Task goal
Copy all lines holding the word "marker" from the entries.

Exercise inputs
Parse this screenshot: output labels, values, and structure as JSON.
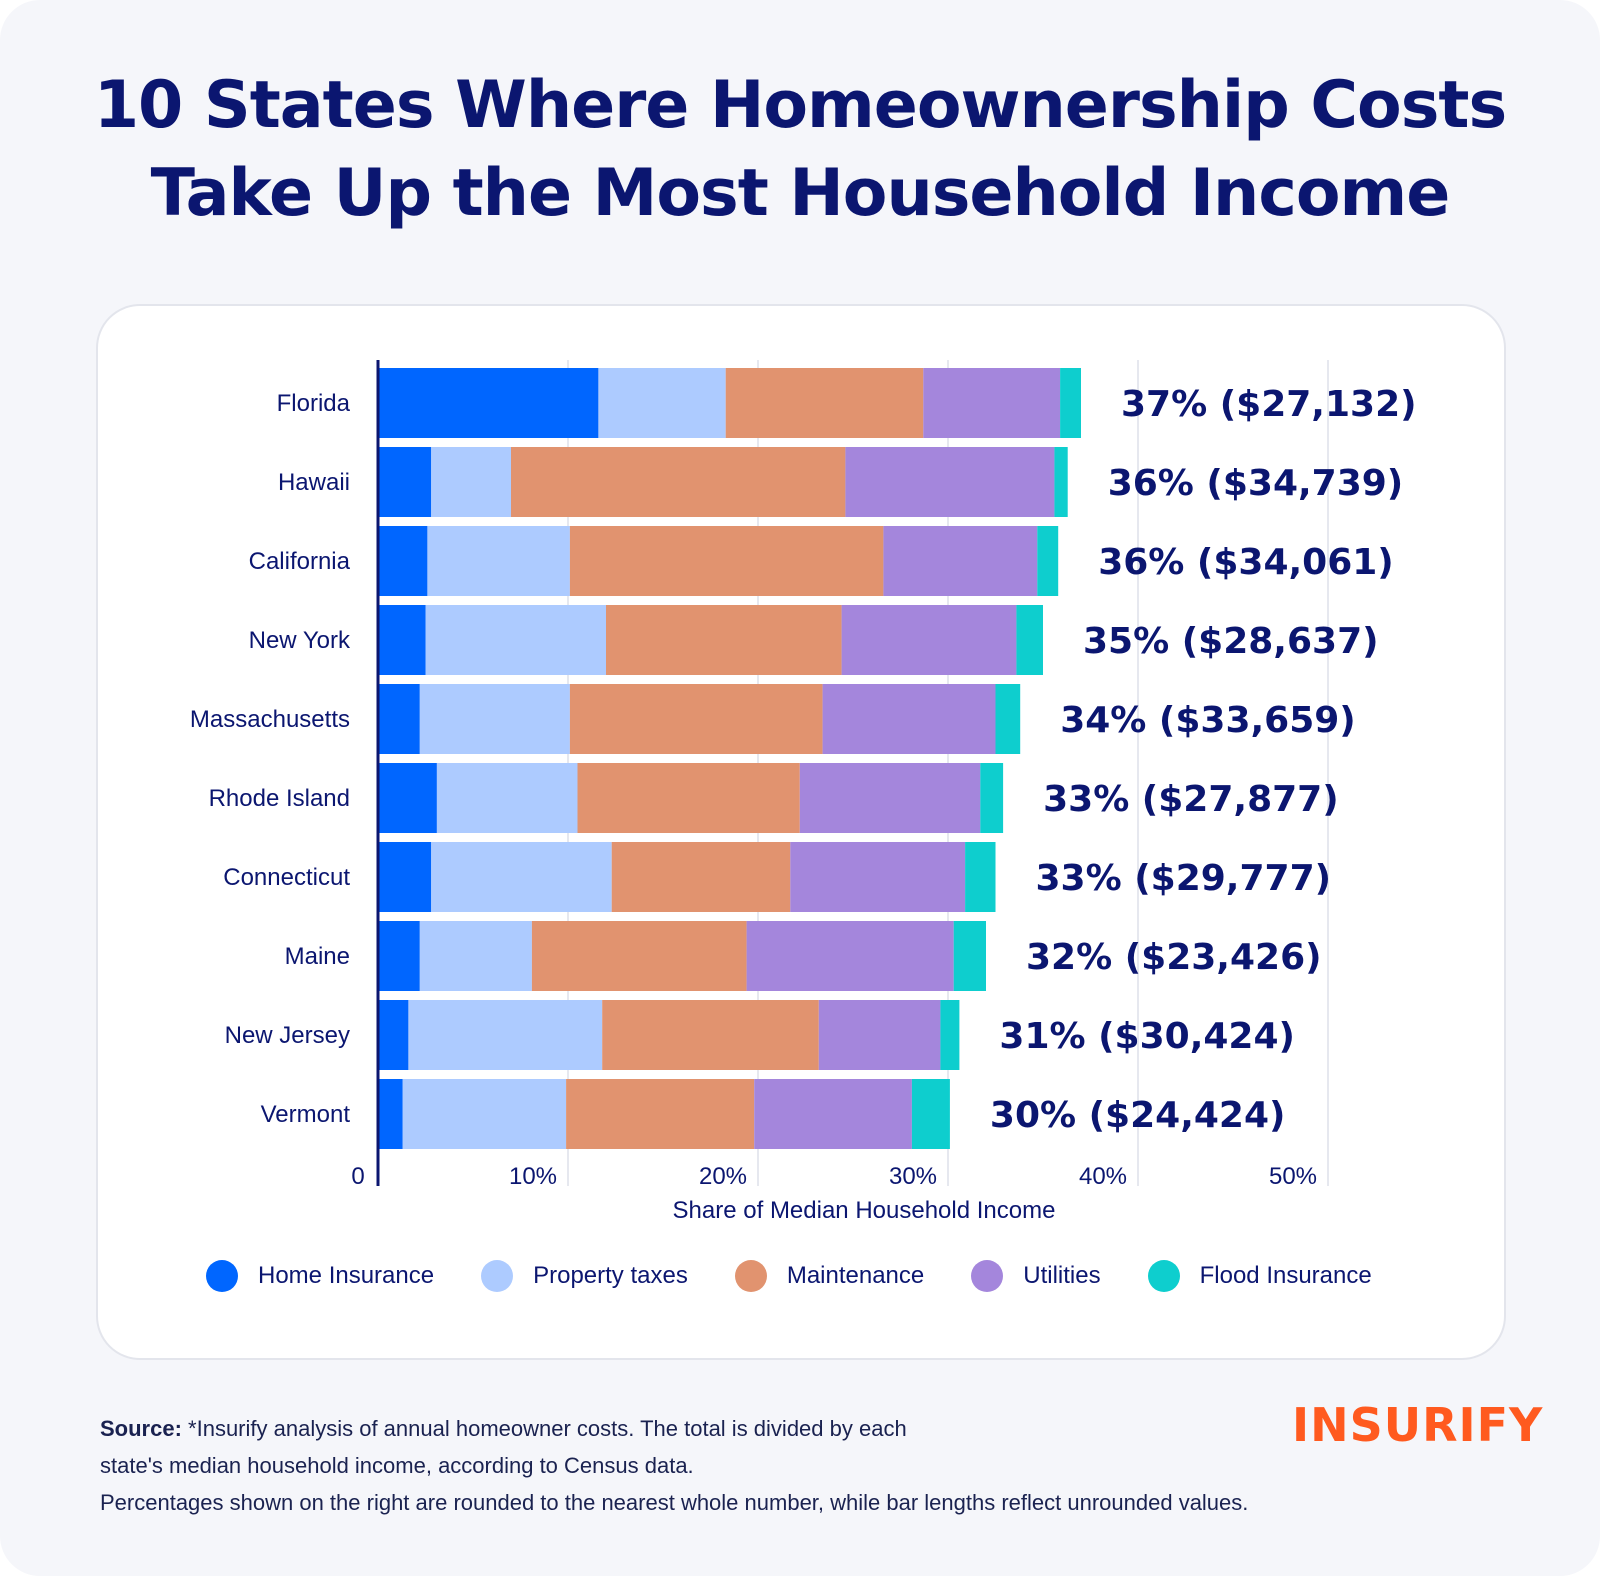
{
  "title_lines": [
    "10 States Where Homeownership Costs",
    "Take Up the Most Household Income"
  ],
  "chart_data": {
    "type": "bar",
    "orientation": "horizontal",
    "stacked": true,
    "categories": [
      "Florida",
      "Hawaii",
      "California",
      "New York",
      "Massachusetts",
      "Rhode Island",
      "Connecticut",
      "Maine",
      "New Jersey",
      "Vermont"
    ],
    "series": [
      {
        "name": "Home Insurance",
        "color": "#0066ff",
        "values": [
          11.6,
          2.8,
          2.6,
          2.5,
          2.2,
          3.1,
          2.8,
          2.2,
          1.6,
          1.3
        ]
      },
      {
        "name": "Property taxes",
        "color": "#adcbff",
        "values": [
          6.7,
          4.2,
          7.5,
          9.5,
          7.9,
          7.4,
          9.5,
          5.9,
          10.2,
          8.6
        ]
      },
      {
        "name": "Maintenance",
        "color": "#e1936f",
        "values": [
          10.4,
          17.6,
          16.5,
          12.4,
          13.3,
          11.7,
          9.4,
          11.3,
          11.4,
          9.9
        ]
      },
      {
        "name": "Utilities",
        "color": "#a486dc",
        "values": [
          7.2,
          11.0,
          8.1,
          9.2,
          9.1,
          9.5,
          9.2,
          10.9,
          6.4,
          8.3
        ]
      },
      {
        "name": "Flood Insurance",
        "color": "#0ecece",
        "values": [
          1.1,
          0.7,
          1.1,
          1.4,
          1.3,
          1.2,
          1.6,
          1.7,
          1.0,
          2.0
        ]
      }
    ],
    "data_labels": [
      "37% ($27,132)",
      "36% ($34,739)",
      "36% ($34,061)",
      "35% ($28,637)",
      "34% ($33,659)",
      "33% ($27,877)",
      "33% ($29,777)",
      "32% ($23,426)",
      "31% ($30,424)",
      "30% ($24,424)"
    ],
    "x_ticks": [
      0,
      10,
      20,
      30,
      40,
      50
    ],
    "x_tick_labels": [
      "0",
      "10%",
      "20%",
      "30%",
      "40%",
      "50%"
    ],
    "xlim": [
      0,
      50
    ],
    "xlabel": "Share of Median Household Income",
    "grid": true,
    "legend_position": "bottom"
  },
  "source": {
    "label": "Source:",
    "line1": " *Insurify analysis of annual homeowner costs. The total is divided by each",
    "line2": "state's median household income, according to Census data.",
    "line3": "Percentages shown on the right are rounded to the nearest whole number, while bar lengths reflect unrounded values."
  },
  "logo": "INSURIFY"
}
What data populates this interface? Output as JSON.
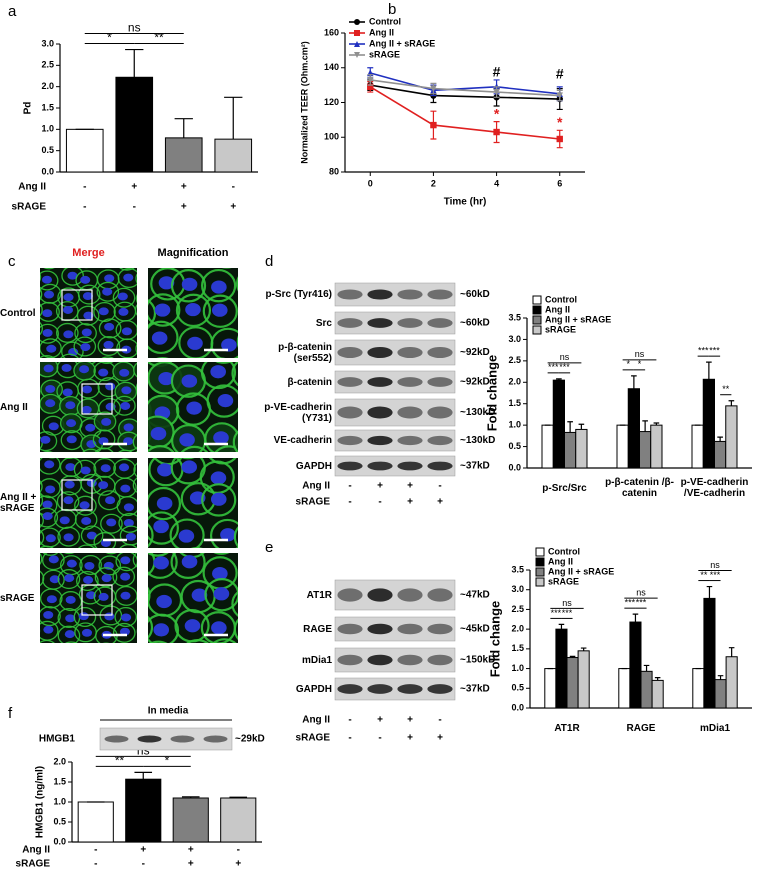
{
  "panel_labels": [
    "a",
    "b",
    "c",
    "d",
    "e",
    "f"
  ],
  "chart_data": [
    {
      "type": "bar",
      "ylabel": "Pd",
      "categories": [
        null,
        null,
        null,
        null
      ],
      "values": [
        1.0,
        2.22,
        0.8,
        0.77
      ],
      "errors": [
        0,
        0.65,
        0.45,
        0.98
      ],
      "colors": [
        "#ffffff",
        "#000000",
        "#808080",
        "#c8c8c8"
      ],
      "ylim": [
        0,
        3
      ],
      "yticks": [
        {
          "value": 0,
          "label": "0.0"
        },
        {
          "value": 0.5,
          "label": "0.5"
        },
        {
          "value": 1,
          "label": "1.0"
        },
        {
          "value": 1.5,
          "label": "1.5"
        },
        {
          "value": 2,
          "label": "2.0"
        },
        {
          "value": 2.5,
          "label": "2.5"
        },
        {
          "value": 3,
          "label": "3.0"
        }
      ],
      "conditions": [
        {
          "name": "Ang II",
          "values": [
            "-",
            "+",
            "+",
            "-"
          ]
        },
        {
          "name": "sRAGE",
          "values": [
            "-",
            "-",
            "+",
            "+"
          ]
        }
      ],
      "significance": [
        {
          "text": "ns",
          "from": 0,
          "to": 2
        },
        {
          "text": "*",
          "from": 0,
          "to": 1
        },
        {
          "text": "**",
          "from": 1,
          "to": 2
        }
      ]
    },
    {
      "type": "line",
      "xlabel": "Time (hr)",
      "ylabel": "Normalized TEER (Ohm.cm²)",
      "x": [
        0,
        2,
        4,
        6
      ],
      "xlim": [
        -0.8,
        6.8
      ],
      "xticks": [
        0,
        2,
        4,
        6
      ],
      "ylim": [
        80,
        160
      ],
      "yticks": [
        80,
        100,
        120,
        140,
        160
      ],
      "legend": "upper left",
      "series": [
        {
          "name": "Control",
          "color": "#000000",
          "marker": "circle",
          "values": [
            130,
            124,
            123,
            122
          ],
          "errors": [
            3,
            4,
            5,
            6
          ]
        },
        {
          "name": "Ang II",
          "color": "#e02020",
          "marker": "square",
          "values": [
            129,
            107,
            103,
            99
          ],
          "errors": [
            3,
            8,
            6,
            5
          ]
        },
        {
          "name": "Ang II + sRAGE",
          "color": "#2030c0",
          "marker": "triangle",
          "values": [
            137,
            127,
            129,
            125
          ],
          "errors": [
            3,
            3,
            4,
            4
          ]
        },
        {
          "name": "sRAGE",
          "color": "#909090",
          "marker": "triangle-down",
          "values": [
            133,
            128,
            126,
            124
          ],
          "errors": [
            3,
            3,
            3,
            3
          ]
        }
      ],
      "annotations": [
        {
          "text": "#",
          "x": 4,
          "y": 137,
          "color": "#000000"
        },
        {
          "text": "#",
          "x": 6,
          "y": 136,
          "color": "#000000"
        },
        {
          "text": "*",
          "x": 4,
          "y": 113,
          "color": "#e02020"
        },
        {
          "text": "*",
          "x": 6,
          "y": 108,
          "color": "#e02020"
        }
      ]
    },
    {
      "type": "bar",
      "ylabel": "Fold change",
      "legend": "upper left",
      "categories": [
        "p-Src/Src",
        "p-β-catenin /β-catenin",
        "p-VE-cadherin /VE-cadherin"
      ],
      "ylim": [
        0,
        3.5
      ],
      "yticks": [
        {
          "value": 0,
          "label": "0.0"
        },
        {
          "value": 0.5,
          "label": "0.5"
        },
        {
          "value": 1,
          "label": "1.0"
        },
        {
          "value": 1.5,
          "label": "1.5"
        },
        {
          "value": 2,
          "label": "2.0"
        },
        {
          "value": 2.5,
          "label": "2.5"
        },
        {
          "value": 3,
          "label": "3.0"
        },
        {
          "value": 3.5,
          "label": "3.5"
        }
      ],
      "series": [
        {
          "name": "Control",
          "color": "#ffffff",
          "values": [
            1,
            1,
            1
          ],
          "errors": [
            0,
            0,
            0
          ]
        },
        {
          "name": "Ang II",
          "color": "#000000",
          "values": [
            2.05,
            1.85,
            2.07
          ],
          "errors": [
            0.03,
            0.3,
            0.4
          ]
        },
        {
          "name": "Ang II + sRAGE",
          "color": "#808080",
          "values": [
            0.83,
            0.85,
            0.62
          ],
          "errors": [
            0.25,
            0.25,
            0.1
          ]
        },
        {
          "name": "sRAGE",
          "color": "#c8c8c8",
          "values": [
            0.9,
            1.0,
            1.45
          ],
          "errors": [
            0.12,
            0.05,
            0.12
          ]
        }
      ],
      "significance": [
        {
          "text": "ns",
          "category": 0,
          "from": 0,
          "to": 3
        },
        {
          "text": "***",
          "category": 0,
          "from": 0,
          "to": 1
        },
        {
          "text": "***",
          "category": 0,
          "from": 1,
          "to": 2
        },
        {
          "text": "ns",
          "category": 1,
          "from": 0,
          "to": 3
        },
        {
          "text": "*",
          "category": 1,
          "from": 0,
          "to": 1
        },
        {
          "text": "*",
          "category": 1,
          "from": 1,
          "to": 2
        },
        {
          "text": "**",
          "category": 2,
          "from": 2,
          "to": 3
        },
        {
          "text": "***",
          "category": 2,
          "from": 0,
          "to": 1
        },
        {
          "text": "***",
          "category": 2,
          "from": 1,
          "to": 2
        }
      ]
    },
    {
      "type": "bar",
      "ylabel": "Fold change",
      "legend": "upper left",
      "categories": [
        "AT1R",
        "RAGE",
        "mDia1"
      ],
      "ylim": [
        0,
        3.5
      ],
      "yticks": [
        {
          "value": 0,
          "label": "0.0"
        },
        {
          "value": 0.5,
          "label": "0.5"
        },
        {
          "value": 1,
          "label": "1.0"
        },
        {
          "value": 1.5,
          "label": "1.5"
        },
        {
          "value": 2,
          "label": "2.0"
        },
        {
          "value": 2.5,
          "label": "2.5"
        },
        {
          "value": 3,
          "label": "3.0"
        },
        {
          "value": 3.5,
          "label": "3.5"
        }
      ],
      "series": [
        {
          "name": "Control",
          "color": "#ffffff",
          "values": [
            1,
            1,
            1
          ],
          "errors": [
            0,
            0,
            0
          ]
        },
        {
          "name": "Ang II",
          "color": "#000000",
          "values": [
            2.0,
            2.18,
            2.78
          ],
          "errors": [
            0.12,
            0.2,
            0.3
          ]
        },
        {
          "name": "Ang II + sRAGE",
          "color": "#808080",
          "values": [
            1.28,
            0.93,
            0.72
          ],
          "errors": [
            0.03,
            0.15,
            0.1
          ]
        },
        {
          "name": "sRAGE",
          "color": "#c8c8c8",
          "values": [
            1.45,
            0.7,
            1.3
          ],
          "errors": [
            0.07,
            0.07,
            0.23
          ]
        }
      ],
      "significance": [
        {
          "text": "ns",
          "category": 0,
          "from": 0,
          "to": 3
        },
        {
          "text": "***",
          "category": 0,
          "from": 0,
          "to": 1
        },
        {
          "text": "***",
          "category": 0,
          "from": 1,
          "to": 2
        },
        {
          "text": "ns",
          "category": 1,
          "from": 0,
          "to": 3
        },
        {
          "text": "***",
          "category": 1,
          "from": 0,
          "to": 1
        },
        {
          "text": "***",
          "category": 1,
          "from": 1,
          "to": 2
        },
        {
          "text": "ns",
          "category": 2,
          "from": 0,
          "to": 3
        },
        {
          "text": "**",
          "category": 2,
          "from": 0,
          "to": 1
        },
        {
          "text": "***",
          "category": 2,
          "from": 1,
          "to": 2
        }
      ]
    },
    {
      "type": "bar",
      "ylabel": "HMGB1 (ng/ml)",
      "categories": [
        null,
        null,
        null,
        null
      ],
      "values": [
        1.0,
        1.57,
        1.1,
        1.1
      ],
      "errors": [
        0,
        0.17,
        0.03,
        0.02
      ],
      "colors": [
        "#ffffff",
        "#000000",
        "#808080",
        "#c8c8c8"
      ],
      "ylim": [
        0,
        2
      ],
      "yticks": [
        {
          "value": 0,
          "label": "0.0"
        },
        {
          "value": 0.5,
          "label": "0.5"
        },
        {
          "value": 1,
          "label": "1.0"
        },
        {
          "value": 1.5,
          "label": "1.5"
        },
        {
          "value": 2,
          "label": "2.0"
        }
      ],
      "conditions": [
        {
          "name": "Ang II",
          "values": [
            "-",
            "+",
            "+",
            "-"
          ]
        },
        {
          "name": "sRAGE",
          "values": [
            "-",
            "-",
            "+",
            "+"
          ]
        }
      ],
      "significance": [
        {
          "text": "ns",
          "from": 0,
          "to": 2
        },
        {
          "text": "**",
          "from": 0,
          "to": 1
        },
        {
          "text": "*",
          "from": 1,
          "to": 2
        }
      ]
    }
  ],
  "microscopy": {
    "columns": [
      "Merge",
      "Magnification"
    ],
    "rows": [
      "Control",
      "Ang II",
      "Ang II + sRAGE",
      "sRAGE"
    ]
  },
  "blots_d": {
    "rows": [
      {
        "label": "p-Src (Tyr416)",
        "size": "~60kD"
      },
      {
        "label": "Src",
        "size": "~60kD"
      },
      {
        "label": "p-β-catenin (ser552)",
        "size": "~92kD"
      },
      {
        "label": "β-catenin",
        "size": "~92kD"
      },
      {
        "label": "p-VE-cadherin (Y731)",
        "size": "~130kD"
      },
      {
        "label": "VE-cadherin",
        "size": "~130kD"
      },
      {
        "label": "GAPDH",
        "size": "~37kD"
      }
    ],
    "conditions": [
      {
        "name": "Ang II",
        "values": [
          "-",
          "+",
          "+",
          "-"
        ]
      },
      {
        "name": "sRAGE",
        "values": [
          "-",
          "-",
          "+",
          "+"
        ]
      }
    ]
  },
  "blots_e": {
    "rows": [
      {
        "label": "AT1R",
        "size": "~47kD"
      },
      {
        "label": "RAGE",
        "size": "~45kD"
      },
      {
        "label": "mDia1",
        "size": "~150kD"
      },
      {
        "label": "GAPDH",
        "size": "~37kD"
      }
    ],
    "conditions": [
      {
        "name": "Ang II",
        "values": [
          "-",
          "+",
          "+",
          "-"
        ]
      },
      {
        "name": "sRAGE",
        "values": [
          "-",
          "-",
          "+",
          "+"
        ]
      }
    ]
  },
  "blot_f": {
    "title": "In media",
    "label": "HMGB1",
    "size": "~29kD"
  }
}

Exercise result
          "marker": "circle",
          "marker": "square",
          "marker": "triangle",
          "marker": "triangle-down",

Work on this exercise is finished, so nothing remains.